─── PROVIDED MATERIAL ───

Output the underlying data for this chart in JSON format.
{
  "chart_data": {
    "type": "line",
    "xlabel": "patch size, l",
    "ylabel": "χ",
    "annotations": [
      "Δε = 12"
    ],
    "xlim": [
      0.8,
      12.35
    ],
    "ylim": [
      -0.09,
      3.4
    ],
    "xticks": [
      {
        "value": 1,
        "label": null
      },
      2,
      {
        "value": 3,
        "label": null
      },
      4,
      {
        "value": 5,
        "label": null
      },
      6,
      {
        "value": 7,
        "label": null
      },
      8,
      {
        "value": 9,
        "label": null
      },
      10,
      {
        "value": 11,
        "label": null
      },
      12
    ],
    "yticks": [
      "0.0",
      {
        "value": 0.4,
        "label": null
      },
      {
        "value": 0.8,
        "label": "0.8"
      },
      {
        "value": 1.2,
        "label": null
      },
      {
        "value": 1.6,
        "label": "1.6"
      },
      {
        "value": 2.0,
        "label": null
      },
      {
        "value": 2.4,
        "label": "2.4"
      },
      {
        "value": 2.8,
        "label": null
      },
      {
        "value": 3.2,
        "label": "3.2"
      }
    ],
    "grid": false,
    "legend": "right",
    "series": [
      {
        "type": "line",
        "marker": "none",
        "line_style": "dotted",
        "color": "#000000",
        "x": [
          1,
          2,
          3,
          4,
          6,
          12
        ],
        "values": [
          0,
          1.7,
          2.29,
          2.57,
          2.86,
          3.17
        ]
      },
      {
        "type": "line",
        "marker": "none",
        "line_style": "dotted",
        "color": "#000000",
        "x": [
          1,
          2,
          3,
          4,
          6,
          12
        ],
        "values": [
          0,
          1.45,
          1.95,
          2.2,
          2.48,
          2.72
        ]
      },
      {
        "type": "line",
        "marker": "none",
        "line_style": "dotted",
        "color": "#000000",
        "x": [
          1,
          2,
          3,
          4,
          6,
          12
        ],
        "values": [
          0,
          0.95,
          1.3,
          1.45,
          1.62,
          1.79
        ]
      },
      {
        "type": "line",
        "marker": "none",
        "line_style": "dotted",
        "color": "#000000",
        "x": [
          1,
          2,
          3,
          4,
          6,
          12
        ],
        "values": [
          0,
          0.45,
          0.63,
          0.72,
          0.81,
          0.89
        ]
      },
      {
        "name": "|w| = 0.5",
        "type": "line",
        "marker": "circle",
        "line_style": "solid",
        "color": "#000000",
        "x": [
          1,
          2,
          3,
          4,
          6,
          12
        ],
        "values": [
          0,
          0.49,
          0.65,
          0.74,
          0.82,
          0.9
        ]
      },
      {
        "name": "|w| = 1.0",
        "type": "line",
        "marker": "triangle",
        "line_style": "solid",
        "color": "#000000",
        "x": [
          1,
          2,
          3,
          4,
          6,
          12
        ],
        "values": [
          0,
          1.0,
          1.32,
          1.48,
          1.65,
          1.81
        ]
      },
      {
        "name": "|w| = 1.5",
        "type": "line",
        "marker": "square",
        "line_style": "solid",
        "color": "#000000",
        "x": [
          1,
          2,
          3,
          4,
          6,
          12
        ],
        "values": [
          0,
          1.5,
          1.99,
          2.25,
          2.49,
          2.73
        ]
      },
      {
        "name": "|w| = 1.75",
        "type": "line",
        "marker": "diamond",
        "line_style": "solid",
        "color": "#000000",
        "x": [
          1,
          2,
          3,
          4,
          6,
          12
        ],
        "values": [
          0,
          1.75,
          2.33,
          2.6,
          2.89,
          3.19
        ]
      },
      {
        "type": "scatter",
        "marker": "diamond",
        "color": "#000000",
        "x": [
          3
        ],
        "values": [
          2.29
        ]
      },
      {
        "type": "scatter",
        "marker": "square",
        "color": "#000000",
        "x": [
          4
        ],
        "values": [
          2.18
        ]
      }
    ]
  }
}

───

**STATED GOAL:** Write the material out again in its entirety, exactly as shown.

**OUTPUT:**
Output the underlying data for this chart in JSON format.
{
  "chart_data": {
    "type": "line",
    "xlabel": "patch size, l",
    "ylabel": "χ",
    "annotations": [
      "Δε = 12"
    ],
    "xlim": [
      0.8,
      12.35
    ],
    "ylim": [
      -0.09,
      3.4
    ],
    "xticks": [
      {
        "value": 1,
        "label": null
      },
      2,
      {
        "value": 3,
        "label": null
      },
      4,
      {
        "value": 5,
        "label": null
      },
      6,
      {
        "value": 7,
        "label": null
      },
      8,
      {
        "value": 9,
        "label": null
      },
      10,
      {
        "value": 11,
        "label": null
      },
      12
    ],
    "yticks": [
      "0.0",
      {
        "value": 0.4,
        "label": null
      },
      {
        "value": 0.8,
        "label": "0.8"
      },
      {
        "value": 1.2,
        "label": null
      },
      {
        "value": 1.6,
        "label": "1.6"
      },
      {
        "value": 2.0,
        "label": null
      },
      {
        "value": 2.4,
        "label": "2.4"
      },
      {
        "value": 2.8,
        "label": null
      },
      {
        "value": 3.2,
        "label": "3.2"
      }
    ],
    "grid": false,
    "legend": "right",
    "series": [
      {
        "type": "line",
        "marker": "none",
        "line_style": "dotted",
        "color": "#000000",
        "x": [
          1,
          2,
          3,
          4,
          6,
          12
        ],
        "values": [
          0,
          1.7,
          2.29,
          2.57,
          2.86,
          3.17
        ]
      },
      {
        "type": "line",
        "marker": "none",
        "line_style": "dotted",
        "color": "#000000",
        "x": [
          1,
          2,
          3,
          4,
          6,
          12
        ],
        "values": [
          0,
          1.45,
          1.95,
          2.2,
          2.48,
          2.72
        ]
      },
      {
        "type": "line",
        "marker": "none",
        "line_style": "dotted",
        "color": "#000000",
        "x": [
          1,
          2,
          3,
          4,
          6,
          12
        ],
        "values": [
          0,
          0.95,
          1.3,
          1.45,
          1.62,
          1.79
        ]
      },
      {
        "type": "line",
        "marker": "none",
        "line_style": "dotted",
        "color": "#000000",
        "x": [
          1,
          2,
          3,
          4,
          6,
          12
        ],
        "values": [
          0,
          0.45,
          0.63,
          0.72,
          0.81,
          0.89
        ]
      },
      {
        "name": "|w| = 0.5",
        "type": "line",
        "marker": "circle",
        "line_style": "solid",
        "color": "#000000",
        "x": [
          1,
          2,
          3,
          4,
          6,
          12
        ],
        "values": [
          0,
          0.49,
          0.65,
          0.74,
          0.82,
          0.9
        ]
      },
      {
        "name": "|w| = 1.0",
        "type": "line",
        "marker": "triangle",
        "line_style": "solid",
        "color": "#000000",
        "x": [
          1,
          2,
          3,
          4,
          6,
          12
        ],
        "values": [
          0,
          1.0,
          1.32,
          1.48,
          1.65,
          1.81
        ]
      },
      {
        "name": "|w| = 1.5",
        "type": "line",
        "marker": "square",
        "line_style": "solid",
        "color": "#000000",
        "x": [
          1,
          2,
          3,
          4,
          6,
          12
        ],
        "values": [
          0,
          1.5,
          1.99,
          2.25,
          2.49,
          2.73
        ]
      },
      {
        "name": "|w| = 1.75",
        "type": "line",
        "marker": "diamond",
        "line_style": "solid",
        "color": "#000000",
        "x": [
          1,
          2,
          3,
          4,
          6,
          12
        ],
        "values": [
          0,
          1.75,
          2.33,
          2.6,
          2.89,
          3.19
        ]
      },
      {
        "type": "scatter",
        "marker": "diamond",
        "color": "#000000",
        "x": [
          3
        ],
        "values": [
          2.29
        ]
      },
      {
        "type": "scatter",
        "marker": "square",
        "color": "#000000",
        "x": [
          4
        ],
        "values": [
          2.18
        ]
      }
    ]
  }
}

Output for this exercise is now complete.